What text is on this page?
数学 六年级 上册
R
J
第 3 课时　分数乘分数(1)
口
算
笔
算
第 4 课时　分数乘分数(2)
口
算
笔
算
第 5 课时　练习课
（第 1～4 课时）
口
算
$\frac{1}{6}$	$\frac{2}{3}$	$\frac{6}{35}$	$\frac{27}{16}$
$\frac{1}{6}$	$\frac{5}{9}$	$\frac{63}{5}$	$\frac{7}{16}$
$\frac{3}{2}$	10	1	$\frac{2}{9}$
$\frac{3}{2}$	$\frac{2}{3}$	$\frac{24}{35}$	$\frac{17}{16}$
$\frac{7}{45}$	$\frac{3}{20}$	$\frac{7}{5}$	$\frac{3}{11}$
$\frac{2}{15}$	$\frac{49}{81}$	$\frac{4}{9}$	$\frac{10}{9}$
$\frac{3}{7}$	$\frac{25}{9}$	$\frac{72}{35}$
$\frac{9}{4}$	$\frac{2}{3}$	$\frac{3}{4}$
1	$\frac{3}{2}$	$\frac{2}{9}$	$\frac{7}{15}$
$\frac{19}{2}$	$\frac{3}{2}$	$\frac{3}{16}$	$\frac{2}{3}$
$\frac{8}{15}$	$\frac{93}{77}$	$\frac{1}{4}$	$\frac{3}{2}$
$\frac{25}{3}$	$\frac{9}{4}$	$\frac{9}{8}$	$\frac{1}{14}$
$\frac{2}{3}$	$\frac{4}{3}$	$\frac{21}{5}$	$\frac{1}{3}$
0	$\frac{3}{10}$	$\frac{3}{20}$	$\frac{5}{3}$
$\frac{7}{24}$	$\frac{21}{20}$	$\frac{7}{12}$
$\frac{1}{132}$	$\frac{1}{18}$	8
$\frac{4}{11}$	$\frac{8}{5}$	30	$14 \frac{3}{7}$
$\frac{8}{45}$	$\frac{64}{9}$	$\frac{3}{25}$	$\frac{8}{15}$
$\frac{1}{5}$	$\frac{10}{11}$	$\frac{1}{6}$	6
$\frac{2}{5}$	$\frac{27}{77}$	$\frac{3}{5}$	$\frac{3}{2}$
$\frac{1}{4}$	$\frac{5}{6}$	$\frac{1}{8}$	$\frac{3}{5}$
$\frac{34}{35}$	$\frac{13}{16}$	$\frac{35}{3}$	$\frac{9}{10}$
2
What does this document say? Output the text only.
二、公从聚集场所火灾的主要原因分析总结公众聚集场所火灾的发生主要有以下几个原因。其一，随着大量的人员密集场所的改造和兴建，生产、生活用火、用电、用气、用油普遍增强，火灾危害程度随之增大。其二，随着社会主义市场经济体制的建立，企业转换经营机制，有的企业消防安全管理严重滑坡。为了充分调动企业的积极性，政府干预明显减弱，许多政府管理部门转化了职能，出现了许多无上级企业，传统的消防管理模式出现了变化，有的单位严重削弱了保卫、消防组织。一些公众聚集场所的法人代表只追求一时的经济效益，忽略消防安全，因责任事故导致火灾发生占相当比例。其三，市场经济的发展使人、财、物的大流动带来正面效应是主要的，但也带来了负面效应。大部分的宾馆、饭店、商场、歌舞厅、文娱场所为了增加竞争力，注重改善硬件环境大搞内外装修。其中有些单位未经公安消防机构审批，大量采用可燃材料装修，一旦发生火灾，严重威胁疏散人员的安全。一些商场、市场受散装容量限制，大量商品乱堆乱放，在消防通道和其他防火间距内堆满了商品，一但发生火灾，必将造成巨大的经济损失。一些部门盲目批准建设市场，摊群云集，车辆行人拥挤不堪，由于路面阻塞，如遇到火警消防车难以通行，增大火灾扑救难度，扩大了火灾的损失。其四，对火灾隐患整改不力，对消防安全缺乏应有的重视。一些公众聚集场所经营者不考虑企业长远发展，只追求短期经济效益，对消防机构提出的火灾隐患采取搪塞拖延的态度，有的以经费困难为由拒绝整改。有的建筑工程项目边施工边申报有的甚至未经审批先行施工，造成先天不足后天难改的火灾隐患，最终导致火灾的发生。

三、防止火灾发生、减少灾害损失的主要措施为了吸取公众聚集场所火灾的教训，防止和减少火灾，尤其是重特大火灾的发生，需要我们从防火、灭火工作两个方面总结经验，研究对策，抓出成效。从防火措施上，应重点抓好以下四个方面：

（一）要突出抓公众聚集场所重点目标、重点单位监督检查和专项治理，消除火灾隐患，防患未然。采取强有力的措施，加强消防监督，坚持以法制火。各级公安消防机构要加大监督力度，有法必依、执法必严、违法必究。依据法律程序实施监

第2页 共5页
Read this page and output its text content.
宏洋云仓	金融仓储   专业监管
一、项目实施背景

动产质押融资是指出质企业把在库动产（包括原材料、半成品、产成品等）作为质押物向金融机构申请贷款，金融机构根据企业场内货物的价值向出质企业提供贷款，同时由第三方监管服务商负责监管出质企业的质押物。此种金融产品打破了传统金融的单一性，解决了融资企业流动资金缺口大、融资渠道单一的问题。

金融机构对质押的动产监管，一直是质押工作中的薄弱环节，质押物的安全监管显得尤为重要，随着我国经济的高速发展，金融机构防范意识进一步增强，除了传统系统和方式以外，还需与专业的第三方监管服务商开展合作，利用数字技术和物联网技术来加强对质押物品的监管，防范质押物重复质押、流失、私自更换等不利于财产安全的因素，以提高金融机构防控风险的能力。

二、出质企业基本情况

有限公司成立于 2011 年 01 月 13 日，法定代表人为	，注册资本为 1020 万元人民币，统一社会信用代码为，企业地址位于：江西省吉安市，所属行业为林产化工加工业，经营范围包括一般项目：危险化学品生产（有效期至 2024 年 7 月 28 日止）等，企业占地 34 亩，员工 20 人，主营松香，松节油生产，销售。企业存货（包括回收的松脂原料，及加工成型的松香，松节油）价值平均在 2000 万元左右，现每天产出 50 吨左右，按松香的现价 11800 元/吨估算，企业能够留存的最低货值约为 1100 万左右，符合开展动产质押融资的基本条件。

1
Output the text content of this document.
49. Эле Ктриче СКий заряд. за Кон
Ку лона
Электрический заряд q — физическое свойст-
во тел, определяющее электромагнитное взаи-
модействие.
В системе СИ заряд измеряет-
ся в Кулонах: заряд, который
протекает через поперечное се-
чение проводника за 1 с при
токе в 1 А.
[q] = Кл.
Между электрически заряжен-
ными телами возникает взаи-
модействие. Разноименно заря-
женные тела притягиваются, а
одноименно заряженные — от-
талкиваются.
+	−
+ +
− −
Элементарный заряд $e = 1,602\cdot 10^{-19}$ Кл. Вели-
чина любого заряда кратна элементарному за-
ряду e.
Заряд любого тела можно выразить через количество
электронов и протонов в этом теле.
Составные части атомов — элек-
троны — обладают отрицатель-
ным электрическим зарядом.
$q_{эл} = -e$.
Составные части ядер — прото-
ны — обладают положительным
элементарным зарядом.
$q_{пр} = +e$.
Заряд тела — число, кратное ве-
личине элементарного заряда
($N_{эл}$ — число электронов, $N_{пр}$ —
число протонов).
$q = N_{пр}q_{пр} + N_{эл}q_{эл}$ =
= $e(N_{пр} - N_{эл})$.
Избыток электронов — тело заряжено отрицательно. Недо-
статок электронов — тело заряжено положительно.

--

Instructions for the task - Write out each line of the data that holds the string "Составные".

Result of the exercise -
Составные части атомов — элек-
Составные части ядер — прото-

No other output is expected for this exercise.